Extract every line that includes the string "Integrate".

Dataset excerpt
+===+

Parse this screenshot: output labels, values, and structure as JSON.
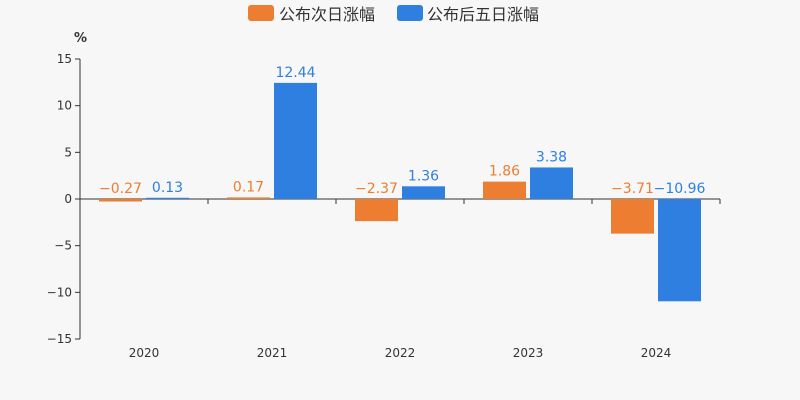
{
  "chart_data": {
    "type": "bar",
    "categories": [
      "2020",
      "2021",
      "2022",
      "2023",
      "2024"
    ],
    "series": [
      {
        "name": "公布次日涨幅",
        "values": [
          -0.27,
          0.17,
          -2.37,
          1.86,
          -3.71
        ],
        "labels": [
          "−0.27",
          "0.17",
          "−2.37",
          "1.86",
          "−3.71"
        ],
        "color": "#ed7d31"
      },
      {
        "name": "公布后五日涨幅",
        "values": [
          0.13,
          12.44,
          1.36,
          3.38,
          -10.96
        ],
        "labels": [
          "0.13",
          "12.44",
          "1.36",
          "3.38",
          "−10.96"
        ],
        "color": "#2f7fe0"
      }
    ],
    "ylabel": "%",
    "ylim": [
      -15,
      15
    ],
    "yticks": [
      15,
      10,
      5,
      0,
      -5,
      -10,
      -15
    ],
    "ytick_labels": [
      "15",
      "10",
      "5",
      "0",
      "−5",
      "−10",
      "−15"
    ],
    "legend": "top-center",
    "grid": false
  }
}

+===+

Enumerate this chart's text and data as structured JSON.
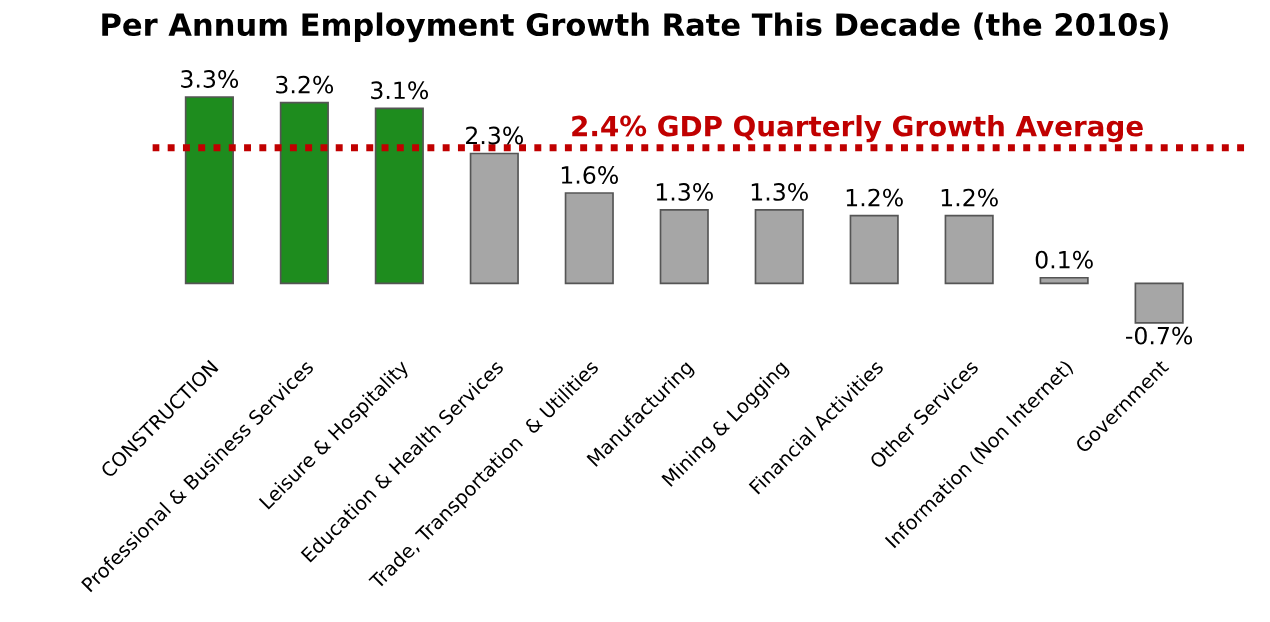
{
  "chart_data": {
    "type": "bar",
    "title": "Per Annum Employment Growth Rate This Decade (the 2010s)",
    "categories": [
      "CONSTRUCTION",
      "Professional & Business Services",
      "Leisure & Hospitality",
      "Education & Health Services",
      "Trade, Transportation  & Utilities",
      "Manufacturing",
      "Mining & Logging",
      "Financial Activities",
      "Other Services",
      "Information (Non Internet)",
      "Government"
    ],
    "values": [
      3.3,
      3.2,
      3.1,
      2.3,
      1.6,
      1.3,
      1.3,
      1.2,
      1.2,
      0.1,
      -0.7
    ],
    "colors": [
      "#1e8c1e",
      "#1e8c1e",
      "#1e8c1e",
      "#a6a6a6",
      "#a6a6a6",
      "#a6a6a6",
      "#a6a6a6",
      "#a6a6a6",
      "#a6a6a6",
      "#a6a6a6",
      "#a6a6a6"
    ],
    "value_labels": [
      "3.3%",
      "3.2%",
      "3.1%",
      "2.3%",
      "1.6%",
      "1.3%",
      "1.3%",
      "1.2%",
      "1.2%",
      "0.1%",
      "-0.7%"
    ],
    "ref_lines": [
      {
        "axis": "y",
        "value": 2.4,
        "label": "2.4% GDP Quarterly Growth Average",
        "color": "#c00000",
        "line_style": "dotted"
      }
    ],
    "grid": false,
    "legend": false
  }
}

+===+

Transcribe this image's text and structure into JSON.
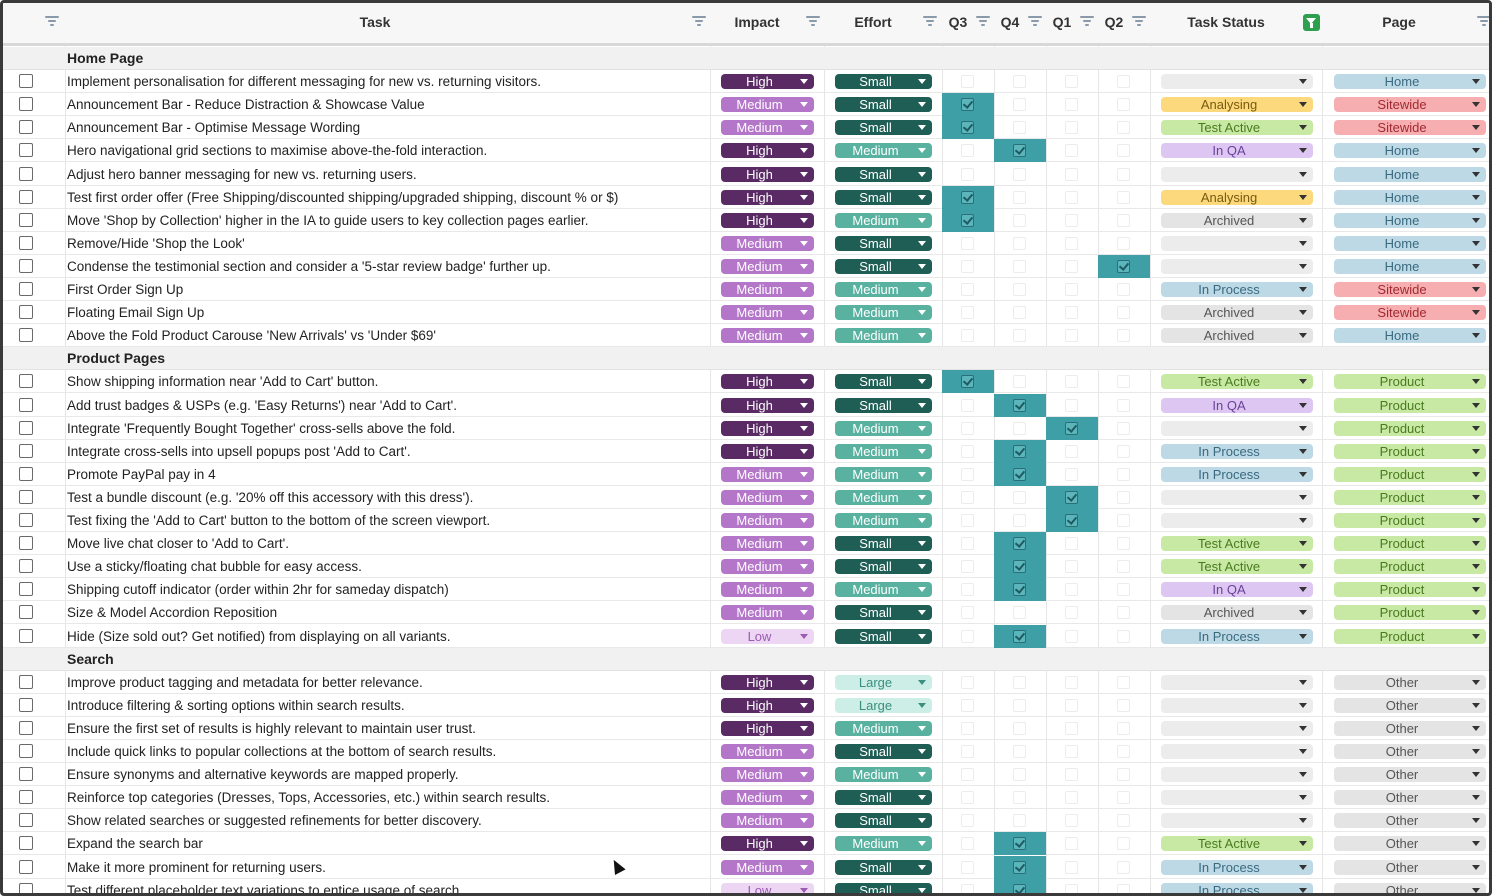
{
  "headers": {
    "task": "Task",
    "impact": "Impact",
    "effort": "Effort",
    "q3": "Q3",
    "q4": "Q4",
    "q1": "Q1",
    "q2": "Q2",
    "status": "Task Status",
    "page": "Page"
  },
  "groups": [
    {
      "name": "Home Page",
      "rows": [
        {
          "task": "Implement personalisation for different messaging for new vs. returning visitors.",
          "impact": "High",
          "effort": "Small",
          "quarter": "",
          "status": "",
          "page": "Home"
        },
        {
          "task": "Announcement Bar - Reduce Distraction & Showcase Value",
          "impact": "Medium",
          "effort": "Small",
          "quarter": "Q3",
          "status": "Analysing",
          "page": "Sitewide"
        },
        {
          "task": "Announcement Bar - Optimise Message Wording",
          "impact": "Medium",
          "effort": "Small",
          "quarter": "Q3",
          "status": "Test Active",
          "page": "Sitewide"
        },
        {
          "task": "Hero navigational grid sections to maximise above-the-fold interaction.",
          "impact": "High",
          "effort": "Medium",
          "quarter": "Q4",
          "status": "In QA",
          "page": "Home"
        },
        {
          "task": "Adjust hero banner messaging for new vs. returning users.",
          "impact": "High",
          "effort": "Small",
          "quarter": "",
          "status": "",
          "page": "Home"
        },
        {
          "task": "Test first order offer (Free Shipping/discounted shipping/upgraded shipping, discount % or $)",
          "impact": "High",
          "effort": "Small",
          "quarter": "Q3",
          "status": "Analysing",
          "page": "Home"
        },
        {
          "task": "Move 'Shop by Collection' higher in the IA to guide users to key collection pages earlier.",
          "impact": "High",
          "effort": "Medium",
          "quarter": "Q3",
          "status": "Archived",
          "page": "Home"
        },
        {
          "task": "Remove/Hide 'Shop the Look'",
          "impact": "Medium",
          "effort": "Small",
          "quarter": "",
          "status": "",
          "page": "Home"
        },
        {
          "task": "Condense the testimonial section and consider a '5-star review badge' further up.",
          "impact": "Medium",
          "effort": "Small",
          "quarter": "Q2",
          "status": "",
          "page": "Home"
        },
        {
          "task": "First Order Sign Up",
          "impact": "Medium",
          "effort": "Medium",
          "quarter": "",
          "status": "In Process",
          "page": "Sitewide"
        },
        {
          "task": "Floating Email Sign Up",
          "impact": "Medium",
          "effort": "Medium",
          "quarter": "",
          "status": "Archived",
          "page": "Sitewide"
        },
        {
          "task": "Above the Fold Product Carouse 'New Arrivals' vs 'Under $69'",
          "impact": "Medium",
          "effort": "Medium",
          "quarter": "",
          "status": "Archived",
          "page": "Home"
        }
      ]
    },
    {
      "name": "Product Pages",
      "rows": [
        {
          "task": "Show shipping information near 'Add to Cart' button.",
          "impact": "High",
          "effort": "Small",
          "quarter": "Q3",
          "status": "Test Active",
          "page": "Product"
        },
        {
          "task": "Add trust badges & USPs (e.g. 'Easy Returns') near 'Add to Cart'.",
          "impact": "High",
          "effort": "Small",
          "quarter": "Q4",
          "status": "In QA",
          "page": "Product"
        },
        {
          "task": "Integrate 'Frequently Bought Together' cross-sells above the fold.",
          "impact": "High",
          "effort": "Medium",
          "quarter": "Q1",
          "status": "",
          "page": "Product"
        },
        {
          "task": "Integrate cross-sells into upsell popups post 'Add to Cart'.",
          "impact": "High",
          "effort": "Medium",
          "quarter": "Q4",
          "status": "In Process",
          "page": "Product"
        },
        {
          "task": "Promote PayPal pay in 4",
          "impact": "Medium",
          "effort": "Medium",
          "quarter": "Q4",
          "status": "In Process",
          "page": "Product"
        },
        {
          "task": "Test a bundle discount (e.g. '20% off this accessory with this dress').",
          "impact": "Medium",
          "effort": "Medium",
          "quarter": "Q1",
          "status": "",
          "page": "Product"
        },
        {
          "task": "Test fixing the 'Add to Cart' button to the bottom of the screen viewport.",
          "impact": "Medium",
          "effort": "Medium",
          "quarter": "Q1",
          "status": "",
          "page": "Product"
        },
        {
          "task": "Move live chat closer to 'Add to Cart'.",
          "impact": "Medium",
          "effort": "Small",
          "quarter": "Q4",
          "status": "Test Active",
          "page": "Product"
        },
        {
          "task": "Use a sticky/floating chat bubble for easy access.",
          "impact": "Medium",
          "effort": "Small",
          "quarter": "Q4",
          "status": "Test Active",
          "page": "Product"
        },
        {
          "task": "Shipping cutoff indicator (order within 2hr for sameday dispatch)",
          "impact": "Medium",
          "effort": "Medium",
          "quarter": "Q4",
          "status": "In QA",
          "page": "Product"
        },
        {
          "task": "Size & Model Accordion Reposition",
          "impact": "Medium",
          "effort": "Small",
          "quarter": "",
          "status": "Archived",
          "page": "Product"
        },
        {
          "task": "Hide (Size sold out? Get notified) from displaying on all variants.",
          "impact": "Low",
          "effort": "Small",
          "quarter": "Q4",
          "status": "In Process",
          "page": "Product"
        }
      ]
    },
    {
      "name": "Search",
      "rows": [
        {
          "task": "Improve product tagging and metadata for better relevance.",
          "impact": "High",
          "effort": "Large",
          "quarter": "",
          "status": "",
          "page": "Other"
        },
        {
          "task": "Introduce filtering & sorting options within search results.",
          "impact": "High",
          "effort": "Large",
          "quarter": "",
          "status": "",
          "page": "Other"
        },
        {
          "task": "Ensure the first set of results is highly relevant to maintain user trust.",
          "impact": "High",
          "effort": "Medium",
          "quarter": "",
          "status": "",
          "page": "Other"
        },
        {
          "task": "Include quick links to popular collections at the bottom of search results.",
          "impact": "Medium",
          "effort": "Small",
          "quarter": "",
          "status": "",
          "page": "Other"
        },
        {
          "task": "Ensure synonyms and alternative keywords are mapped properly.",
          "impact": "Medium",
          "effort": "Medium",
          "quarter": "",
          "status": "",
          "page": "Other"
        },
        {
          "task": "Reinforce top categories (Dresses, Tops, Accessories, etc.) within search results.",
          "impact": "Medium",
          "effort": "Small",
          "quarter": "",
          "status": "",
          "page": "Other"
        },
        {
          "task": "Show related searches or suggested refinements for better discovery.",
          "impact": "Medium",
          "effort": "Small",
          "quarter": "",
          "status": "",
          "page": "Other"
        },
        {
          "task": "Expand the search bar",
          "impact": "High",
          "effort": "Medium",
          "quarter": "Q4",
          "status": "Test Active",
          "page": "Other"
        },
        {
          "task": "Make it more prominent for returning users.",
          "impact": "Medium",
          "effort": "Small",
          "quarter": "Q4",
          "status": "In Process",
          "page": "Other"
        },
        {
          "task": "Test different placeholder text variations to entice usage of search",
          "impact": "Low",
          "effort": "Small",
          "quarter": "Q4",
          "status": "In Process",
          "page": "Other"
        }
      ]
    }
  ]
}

+===+

**IN RESPONSE**
          "task": "Integrate 'Frequently Bought Together' cross-sells above the fold.",
          "task": "Integrate cross-sells into upsell popups post 'Add to Cart'.",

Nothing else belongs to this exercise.